● **Provided entries**
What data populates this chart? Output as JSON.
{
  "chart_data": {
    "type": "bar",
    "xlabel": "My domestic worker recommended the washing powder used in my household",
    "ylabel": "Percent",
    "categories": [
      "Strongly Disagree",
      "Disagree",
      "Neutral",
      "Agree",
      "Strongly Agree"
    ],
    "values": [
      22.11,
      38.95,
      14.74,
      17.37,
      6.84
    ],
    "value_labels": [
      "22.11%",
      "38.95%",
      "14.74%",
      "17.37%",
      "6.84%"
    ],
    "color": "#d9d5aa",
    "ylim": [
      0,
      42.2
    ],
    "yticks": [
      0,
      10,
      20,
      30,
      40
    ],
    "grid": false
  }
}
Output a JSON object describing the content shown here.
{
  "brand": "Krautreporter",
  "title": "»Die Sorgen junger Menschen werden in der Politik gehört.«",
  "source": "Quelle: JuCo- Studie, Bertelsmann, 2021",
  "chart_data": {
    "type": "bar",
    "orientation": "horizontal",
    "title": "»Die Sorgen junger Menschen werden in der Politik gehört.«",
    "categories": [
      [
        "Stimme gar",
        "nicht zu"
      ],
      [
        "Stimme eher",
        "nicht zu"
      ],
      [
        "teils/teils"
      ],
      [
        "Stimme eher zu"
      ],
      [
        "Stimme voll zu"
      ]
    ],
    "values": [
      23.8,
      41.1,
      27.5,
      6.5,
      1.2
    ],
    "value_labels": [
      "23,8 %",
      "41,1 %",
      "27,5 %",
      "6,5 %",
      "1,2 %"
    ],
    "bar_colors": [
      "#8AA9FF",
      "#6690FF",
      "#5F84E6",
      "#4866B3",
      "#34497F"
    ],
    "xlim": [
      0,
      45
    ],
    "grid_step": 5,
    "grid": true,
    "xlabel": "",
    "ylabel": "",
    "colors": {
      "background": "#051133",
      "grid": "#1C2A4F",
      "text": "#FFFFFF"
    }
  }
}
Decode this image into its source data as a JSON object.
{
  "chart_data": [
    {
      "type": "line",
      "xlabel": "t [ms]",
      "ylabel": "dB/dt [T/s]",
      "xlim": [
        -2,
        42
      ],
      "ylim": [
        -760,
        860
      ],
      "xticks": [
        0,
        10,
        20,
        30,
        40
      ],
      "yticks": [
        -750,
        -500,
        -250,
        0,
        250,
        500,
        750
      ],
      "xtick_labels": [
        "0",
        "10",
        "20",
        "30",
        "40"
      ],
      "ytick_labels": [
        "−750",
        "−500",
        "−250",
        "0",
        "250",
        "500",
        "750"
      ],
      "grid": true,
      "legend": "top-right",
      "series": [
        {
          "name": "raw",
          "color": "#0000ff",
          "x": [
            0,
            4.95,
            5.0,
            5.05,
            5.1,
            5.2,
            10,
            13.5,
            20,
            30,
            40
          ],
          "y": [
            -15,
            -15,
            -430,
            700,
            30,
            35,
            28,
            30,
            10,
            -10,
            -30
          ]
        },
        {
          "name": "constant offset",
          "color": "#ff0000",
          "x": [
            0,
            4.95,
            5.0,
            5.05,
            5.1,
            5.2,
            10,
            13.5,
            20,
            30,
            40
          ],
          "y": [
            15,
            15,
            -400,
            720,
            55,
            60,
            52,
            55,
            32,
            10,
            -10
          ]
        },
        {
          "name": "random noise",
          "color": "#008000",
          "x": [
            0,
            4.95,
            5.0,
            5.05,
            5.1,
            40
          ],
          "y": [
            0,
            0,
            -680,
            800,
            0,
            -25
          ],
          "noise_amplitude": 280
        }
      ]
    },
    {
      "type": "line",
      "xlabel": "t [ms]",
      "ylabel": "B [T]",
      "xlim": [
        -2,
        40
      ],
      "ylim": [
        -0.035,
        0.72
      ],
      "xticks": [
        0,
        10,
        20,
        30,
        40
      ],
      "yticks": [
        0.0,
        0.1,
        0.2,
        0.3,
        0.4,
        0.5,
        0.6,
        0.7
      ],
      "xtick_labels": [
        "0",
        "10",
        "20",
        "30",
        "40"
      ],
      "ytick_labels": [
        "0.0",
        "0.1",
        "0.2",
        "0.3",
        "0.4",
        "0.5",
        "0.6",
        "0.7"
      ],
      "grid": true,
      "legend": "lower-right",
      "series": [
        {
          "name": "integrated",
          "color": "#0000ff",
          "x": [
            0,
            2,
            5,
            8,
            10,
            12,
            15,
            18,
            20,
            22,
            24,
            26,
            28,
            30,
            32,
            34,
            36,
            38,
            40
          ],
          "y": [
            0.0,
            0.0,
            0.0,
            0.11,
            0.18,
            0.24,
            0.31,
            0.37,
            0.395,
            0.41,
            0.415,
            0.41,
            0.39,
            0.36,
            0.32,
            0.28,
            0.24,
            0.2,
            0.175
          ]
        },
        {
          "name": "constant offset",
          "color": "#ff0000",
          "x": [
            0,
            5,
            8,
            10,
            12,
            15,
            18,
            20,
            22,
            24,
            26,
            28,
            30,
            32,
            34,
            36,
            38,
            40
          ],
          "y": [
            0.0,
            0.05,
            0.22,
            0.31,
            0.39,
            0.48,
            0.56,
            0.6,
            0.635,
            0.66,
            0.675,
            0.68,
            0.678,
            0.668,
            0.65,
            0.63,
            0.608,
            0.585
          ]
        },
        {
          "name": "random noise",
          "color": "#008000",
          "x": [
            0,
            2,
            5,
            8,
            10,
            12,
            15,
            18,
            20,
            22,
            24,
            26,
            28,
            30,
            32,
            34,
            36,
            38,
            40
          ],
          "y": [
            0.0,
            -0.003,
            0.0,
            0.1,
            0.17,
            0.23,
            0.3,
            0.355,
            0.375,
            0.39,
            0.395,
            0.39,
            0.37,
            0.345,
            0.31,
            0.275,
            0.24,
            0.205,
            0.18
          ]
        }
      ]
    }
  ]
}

● **Given request**
Return all of the above records exactly, leaving no line out.

● **Worked answer**
What data populates this chart? Output as JSON.
{
  "chart_data": {
    "type": "bar",
    "xlabel": "My domestic worker recommended the washing powder used in my household",
    "ylabel": "Percent",
    "categories": [
      "Strongly Disagree",
      "Disagree",
      "Neutral",
      "Agree",
      "Strongly Agree"
    ],
    "values": [
      22.11,
      38.95,
      14.74,
      17.37,
      6.84
    ],
    "value_labels": [
      "22.11%",
      "38.95%",
      "14.74%",
      "17.37%",
      "6.84%"
    ],
    "color": "#d9d5aa",
    "ylim": [
      0,
      42.2
    ],
    "yticks": [
      0,
      10,
      20,
      30,
      40
    ],
    "grid": false
  }
}
Output a JSON object describing the content shown here.
{
  "brand": "Krautreporter",
  "title": "»Die Sorgen junger Menschen werden in der Politik gehört.«",
  "source": "Quelle: JuCo- Studie, Bertelsmann, 2021",
  "chart_data": {
    "type": "bar",
    "orientation": "horizontal",
    "title": "»Die Sorgen junger Menschen werden in der Politik gehört.«",
    "categories": [
      [
        "Stimme gar",
        "nicht zu"
      ],
      [
        "Stimme eher",
        "nicht zu"
      ],
      [
        "teils/teils"
      ],
      [
        "Stimme eher zu"
      ],
      [
        "Stimme voll zu"
      ]
    ],
    "values": [
      23.8,
      41.1,
      27.5,
      6.5,
      1.2
    ],
    "value_labels": [
      "23,8 %",
      "41,1 %",
      "27,5 %",
      "6,5 %",
      "1,2 %"
    ],
    "bar_colors": [
      "#8AA9FF",
      "#6690FF",
      "#5F84E6",
      "#4866B3",
      "#34497F"
    ],
    "xlim": [
      0,
      45
    ],
    "grid_step": 5,
    "grid": true,
    "xlabel": "",
    "ylabel": "",
    "colors": {
      "background": "#051133",
      "grid": "#1C2A4F",
      "text": "#FFFFFF"
    }
  }
}
Decode this image into its source data as a JSON object.
{
  "chart_data": [
    {
      "type": "line",
      "xlabel": "t [ms]",
      "ylabel": "dB/dt [T/s]",
      "xlim": [
        -2,
        42
      ],
      "ylim": [
        -760,
        860
      ],
      "xticks": [
        0,
        10,
        20,
        30,
        40
      ],
      "yticks": [
        -750,
        -500,
        -250,
        0,
        250,
        500,
        750
      ],
      "xtick_labels": [
        "0",
        "10",
        "20",
        "30",
        "40"
      ],
      "ytick_labels": [
        "−750",
        "−500",
        "−250",
        "0",
        "250",
        "500",
        "750"
      ],
      "grid": true,
      "legend": "top-right",
      "series": [
        {
          "name": "raw",
          "color": "#0000ff",
          "x": [
            0,
            4.95,
            5.0,
            5.05,
            5.1,
            5.2,
            10,
            13.5,
            20,
            30,
            40
          ],
          "y": [
            -15,
            -15,
            -430,
            700,
            30,
            35,
            28,
            30,
            10,
            -10,
            -30
          ]
        },
        {
          "name": "constant offset",
          "color": "#ff0000",
          "x": [
            0,
            4.95,
            5.0,
            5.05,
            5.1,
            5.2,
            10,
            13.5,
            20,
            30,
            40
          ],
          "y": [
            15,
            15,
            -400,
            720,
            55,
            60,
            52,
            55,
            32,
            10,
            -10
          ]
        },
        {
          "name": "random noise",
          "color": "#008000",
          "x": [
            0,
            4.95,
            5.0,
            5.05,
            5.1,
            40
          ],
          "y": [
            0,
            0,
            -680,
            800,
            0,
            -25
          ],
          "noise_amplitude": 280
        }
      ]
    },
    {
      "type": "line",
      "xlabel": "t [ms]",
      "ylabel": "B [T]",
      "xlim": [
        -2,
        40
      ],
      "ylim": [
        -0.035,
        0.72
      ],
      "xticks": [
        0,
        10,
        20,
        30,
        40
      ],
      "yticks": [
        0.0,
        0.1,
        0.2,
        0.3,
        0.4,
        0.5,
        0.6,
        0.7
      ],
      "xtick_labels": [
        "0",
        "10",
        "20",
        "30",
        "40"
      ],
      "ytick_labels": [
        "0.0",
        "0.1",
        "0.2",
        "0.3",
        "0.4",
        "0.5",
        "0.6",
        "0.7"
      ],
      "grid": true,
      "legend": "lower-right",
      "series": [
        {
          "name": "integrated",
          "color": "#0000ff",
          "x": [
            0,
            2,
            5,
            8,
            10,
            12,
            15,
            18,
            20,
            22,
            24,
            26,
            28,
            30,
            32,
            34,
            36,
            38,
            40
          ],
          "y": [
            0.0,
            0.0,
            0.0,
            0.11,
            0.18,
            0.24,
            0.31,
            0.37,
            0.395,
            0.41,
            0.415,
            0.41,
            0.39,
            0.36,
            0.32,
            0.28,
            0.24,
            0.2,
            0.175
          ]
        },
        {
          "name": "constant offset",
          "color": "#ff0000",
          "x": [
            0,
            5,
            8,
            10,
            12,
            15,
            18,
            20,
            22,
            24,
            26,
            28,
            30,
            32,
            34,
            36,
            38,
            40
          ],
          "y": [
            0.0,
            0.05,
            0.22,
            0.31,
            0.39,
            0.48,
            0.56,
            0.6,
            0.635,
            0.66,
            0.675,
            0.68,
            0.678,
            0.668,
            0.65,
            0.63,
            0.608,
            0.585
          ]
        },
        {
          "name": "random noise",
          "color": "#008000",
          "x": [
            0,
            2,
            5,
            8,
            10,
            12,
            15,
            18,
            20,
            22,
            24,
            26,
            28,
            30,
            32,
            34,
            36,
            38,
            40
          ],
          "y": [
            0.0,
            -0.003,
            0.0,
            0.1,
            0.17,
            0.23,
            0.3,
            0.355,
            0.375,
            0.39,
            0.395,
            0.39,
            0.37,
            0.345,
            0.31,
            0.275,
            0.24,
            0.205,
            0.18
          ]
        }
      ]
    }
  ]
}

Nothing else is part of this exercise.